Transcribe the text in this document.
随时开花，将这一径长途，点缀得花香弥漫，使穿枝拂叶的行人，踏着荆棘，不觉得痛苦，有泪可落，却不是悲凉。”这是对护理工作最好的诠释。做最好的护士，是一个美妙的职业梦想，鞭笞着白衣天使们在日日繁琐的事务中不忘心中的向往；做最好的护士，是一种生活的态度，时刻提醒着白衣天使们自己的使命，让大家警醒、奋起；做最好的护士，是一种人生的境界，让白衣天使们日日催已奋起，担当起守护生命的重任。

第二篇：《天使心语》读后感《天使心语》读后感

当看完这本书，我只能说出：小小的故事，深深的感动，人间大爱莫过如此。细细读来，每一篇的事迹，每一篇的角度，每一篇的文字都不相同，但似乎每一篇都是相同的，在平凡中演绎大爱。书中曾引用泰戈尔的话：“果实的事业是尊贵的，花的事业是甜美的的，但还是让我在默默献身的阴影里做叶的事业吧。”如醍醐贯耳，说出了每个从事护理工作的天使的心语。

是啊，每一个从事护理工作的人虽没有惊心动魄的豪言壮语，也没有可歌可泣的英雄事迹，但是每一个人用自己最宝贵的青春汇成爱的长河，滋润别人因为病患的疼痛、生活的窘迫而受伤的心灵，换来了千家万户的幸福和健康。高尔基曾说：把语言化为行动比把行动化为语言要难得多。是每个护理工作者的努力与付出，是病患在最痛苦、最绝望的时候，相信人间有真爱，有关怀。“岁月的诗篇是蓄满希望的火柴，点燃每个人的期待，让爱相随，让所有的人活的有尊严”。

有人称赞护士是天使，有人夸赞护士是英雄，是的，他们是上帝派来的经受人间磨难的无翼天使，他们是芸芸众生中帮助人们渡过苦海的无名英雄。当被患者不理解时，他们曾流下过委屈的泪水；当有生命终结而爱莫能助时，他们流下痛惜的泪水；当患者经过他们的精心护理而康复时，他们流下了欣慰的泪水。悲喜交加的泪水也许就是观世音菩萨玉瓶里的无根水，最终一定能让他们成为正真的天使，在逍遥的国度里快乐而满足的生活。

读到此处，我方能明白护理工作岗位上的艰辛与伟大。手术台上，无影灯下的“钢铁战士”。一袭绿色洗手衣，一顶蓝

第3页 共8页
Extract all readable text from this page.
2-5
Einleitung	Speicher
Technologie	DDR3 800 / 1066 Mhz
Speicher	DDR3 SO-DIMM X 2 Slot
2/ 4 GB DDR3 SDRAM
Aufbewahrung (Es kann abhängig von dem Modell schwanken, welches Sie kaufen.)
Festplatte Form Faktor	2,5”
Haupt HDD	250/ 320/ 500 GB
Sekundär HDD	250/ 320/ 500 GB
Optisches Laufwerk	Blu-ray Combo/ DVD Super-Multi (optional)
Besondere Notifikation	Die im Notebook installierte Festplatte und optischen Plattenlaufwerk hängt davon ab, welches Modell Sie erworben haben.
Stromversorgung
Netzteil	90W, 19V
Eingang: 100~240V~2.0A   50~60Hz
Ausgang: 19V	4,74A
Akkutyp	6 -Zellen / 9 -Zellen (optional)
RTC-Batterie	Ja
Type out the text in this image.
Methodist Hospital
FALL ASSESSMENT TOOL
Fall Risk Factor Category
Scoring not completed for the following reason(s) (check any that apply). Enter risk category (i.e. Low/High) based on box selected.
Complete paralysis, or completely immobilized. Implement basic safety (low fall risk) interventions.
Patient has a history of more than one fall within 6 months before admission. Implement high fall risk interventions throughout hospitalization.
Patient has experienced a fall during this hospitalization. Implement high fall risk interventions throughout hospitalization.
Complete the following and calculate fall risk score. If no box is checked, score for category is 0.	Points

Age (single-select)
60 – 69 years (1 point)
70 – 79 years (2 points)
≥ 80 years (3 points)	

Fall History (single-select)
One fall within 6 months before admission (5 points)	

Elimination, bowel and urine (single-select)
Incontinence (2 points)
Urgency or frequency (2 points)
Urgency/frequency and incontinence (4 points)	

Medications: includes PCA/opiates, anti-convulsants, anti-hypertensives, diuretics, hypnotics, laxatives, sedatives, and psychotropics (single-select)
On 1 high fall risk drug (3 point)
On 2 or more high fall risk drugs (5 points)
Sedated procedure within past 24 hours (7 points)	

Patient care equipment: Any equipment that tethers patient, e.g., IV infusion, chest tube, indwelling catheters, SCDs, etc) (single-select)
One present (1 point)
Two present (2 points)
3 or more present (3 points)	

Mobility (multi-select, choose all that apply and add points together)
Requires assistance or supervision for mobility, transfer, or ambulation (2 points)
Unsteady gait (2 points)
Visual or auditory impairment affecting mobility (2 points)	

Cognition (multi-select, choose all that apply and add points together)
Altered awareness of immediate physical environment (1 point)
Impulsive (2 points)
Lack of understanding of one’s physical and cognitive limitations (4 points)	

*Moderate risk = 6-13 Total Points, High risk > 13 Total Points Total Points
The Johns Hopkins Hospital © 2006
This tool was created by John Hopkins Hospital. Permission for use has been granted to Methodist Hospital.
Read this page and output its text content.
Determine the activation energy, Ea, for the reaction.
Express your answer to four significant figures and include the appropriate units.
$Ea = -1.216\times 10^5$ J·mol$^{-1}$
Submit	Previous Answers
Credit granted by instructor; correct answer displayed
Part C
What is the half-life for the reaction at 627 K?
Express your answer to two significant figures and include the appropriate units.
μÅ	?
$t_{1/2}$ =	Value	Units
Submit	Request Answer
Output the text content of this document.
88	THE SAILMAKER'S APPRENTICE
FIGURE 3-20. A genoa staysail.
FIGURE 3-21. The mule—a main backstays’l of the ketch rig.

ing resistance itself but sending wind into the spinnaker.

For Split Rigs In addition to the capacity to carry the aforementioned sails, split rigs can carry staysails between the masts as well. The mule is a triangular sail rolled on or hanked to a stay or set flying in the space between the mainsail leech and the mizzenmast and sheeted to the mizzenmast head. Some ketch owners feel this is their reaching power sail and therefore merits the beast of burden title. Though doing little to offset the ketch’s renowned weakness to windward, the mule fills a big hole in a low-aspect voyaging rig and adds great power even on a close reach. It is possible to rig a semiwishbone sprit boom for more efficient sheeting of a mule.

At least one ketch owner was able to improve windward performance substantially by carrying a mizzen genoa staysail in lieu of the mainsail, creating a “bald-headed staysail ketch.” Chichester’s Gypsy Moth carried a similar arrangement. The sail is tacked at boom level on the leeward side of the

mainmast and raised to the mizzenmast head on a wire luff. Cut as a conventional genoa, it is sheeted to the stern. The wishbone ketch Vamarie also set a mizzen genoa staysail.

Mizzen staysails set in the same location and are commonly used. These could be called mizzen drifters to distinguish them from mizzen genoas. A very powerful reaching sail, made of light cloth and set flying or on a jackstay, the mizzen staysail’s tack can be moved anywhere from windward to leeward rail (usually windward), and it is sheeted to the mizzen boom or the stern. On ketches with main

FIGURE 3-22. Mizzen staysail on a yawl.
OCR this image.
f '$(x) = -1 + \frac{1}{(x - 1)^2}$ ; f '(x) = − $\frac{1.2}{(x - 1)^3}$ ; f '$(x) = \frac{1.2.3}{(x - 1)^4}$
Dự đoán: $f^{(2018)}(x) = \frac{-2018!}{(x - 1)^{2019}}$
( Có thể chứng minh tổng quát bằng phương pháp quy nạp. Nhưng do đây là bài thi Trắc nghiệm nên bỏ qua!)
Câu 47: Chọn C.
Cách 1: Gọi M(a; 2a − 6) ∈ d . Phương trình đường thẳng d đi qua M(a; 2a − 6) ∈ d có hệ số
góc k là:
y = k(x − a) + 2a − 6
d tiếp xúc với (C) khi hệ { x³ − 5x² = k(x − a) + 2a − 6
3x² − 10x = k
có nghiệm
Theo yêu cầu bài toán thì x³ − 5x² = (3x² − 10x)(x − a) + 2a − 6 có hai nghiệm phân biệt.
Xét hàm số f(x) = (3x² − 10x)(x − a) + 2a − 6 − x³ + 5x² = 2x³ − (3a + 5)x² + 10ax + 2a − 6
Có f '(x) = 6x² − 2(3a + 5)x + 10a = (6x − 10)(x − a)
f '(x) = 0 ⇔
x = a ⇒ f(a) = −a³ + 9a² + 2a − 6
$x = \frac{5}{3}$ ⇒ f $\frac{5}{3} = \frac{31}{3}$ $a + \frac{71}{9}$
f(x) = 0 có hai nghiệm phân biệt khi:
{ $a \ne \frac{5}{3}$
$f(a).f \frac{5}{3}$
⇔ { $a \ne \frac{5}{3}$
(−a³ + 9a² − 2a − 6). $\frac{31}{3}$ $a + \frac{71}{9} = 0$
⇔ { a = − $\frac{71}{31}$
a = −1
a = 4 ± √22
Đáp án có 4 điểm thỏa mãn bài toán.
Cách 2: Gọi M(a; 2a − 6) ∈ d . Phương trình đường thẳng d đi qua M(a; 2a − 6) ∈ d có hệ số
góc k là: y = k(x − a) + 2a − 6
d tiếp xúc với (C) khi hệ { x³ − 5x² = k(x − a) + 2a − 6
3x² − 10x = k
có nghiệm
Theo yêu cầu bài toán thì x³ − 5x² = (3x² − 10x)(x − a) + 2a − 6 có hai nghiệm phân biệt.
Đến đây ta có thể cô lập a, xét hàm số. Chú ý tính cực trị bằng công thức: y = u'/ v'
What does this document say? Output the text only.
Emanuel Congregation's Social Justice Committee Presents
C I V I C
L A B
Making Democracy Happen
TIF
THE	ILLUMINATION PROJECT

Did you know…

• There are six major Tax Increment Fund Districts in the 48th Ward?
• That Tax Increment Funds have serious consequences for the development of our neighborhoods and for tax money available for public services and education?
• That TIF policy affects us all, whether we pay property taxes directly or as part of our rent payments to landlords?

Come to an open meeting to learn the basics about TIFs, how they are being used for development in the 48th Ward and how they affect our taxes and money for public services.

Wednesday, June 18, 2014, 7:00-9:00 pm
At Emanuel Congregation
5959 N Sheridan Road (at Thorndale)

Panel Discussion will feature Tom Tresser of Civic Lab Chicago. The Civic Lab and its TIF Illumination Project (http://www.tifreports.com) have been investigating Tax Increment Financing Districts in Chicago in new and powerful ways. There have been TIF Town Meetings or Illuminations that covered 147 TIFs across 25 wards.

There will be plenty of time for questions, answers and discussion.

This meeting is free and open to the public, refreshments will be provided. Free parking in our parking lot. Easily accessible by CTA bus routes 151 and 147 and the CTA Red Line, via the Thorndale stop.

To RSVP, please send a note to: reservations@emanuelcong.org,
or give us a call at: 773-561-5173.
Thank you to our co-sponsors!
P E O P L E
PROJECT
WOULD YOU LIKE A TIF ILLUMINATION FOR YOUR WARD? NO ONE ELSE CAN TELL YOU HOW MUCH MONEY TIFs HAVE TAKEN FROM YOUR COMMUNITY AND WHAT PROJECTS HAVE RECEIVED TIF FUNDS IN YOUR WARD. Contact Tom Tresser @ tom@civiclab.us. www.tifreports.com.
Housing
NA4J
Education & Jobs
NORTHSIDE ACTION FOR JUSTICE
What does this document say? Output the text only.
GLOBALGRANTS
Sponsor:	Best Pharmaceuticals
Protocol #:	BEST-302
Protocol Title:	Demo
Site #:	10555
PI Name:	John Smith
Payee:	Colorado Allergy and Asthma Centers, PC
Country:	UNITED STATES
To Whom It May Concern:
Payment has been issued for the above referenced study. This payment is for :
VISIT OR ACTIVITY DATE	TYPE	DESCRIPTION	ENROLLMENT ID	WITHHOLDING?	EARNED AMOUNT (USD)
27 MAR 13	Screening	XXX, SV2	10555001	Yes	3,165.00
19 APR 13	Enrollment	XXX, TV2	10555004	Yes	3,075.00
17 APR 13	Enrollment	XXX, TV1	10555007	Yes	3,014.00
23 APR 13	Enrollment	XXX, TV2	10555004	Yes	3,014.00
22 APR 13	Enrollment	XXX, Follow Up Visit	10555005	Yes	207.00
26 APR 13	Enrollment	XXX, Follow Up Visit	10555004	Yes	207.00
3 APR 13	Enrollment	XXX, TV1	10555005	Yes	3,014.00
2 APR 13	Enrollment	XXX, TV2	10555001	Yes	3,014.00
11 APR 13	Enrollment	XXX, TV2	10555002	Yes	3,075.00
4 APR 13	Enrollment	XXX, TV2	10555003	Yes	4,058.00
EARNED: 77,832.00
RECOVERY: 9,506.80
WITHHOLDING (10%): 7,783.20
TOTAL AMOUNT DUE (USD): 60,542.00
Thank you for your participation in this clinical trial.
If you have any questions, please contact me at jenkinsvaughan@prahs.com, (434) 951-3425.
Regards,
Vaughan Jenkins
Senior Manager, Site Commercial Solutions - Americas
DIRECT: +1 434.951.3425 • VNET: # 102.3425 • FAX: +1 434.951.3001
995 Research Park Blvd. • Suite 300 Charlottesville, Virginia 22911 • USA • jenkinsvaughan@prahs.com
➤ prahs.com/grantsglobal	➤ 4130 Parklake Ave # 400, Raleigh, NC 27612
----------------
Copy each line holding the word "within" from the listing above.

In response:
Patient has a history of more than one fall within 6 months before admission. Implement high fall risk interventions throughout hospitalization.
One fall within 6 months before admission (5 points)	
Sedated procedure within past 24 hours (7 points)	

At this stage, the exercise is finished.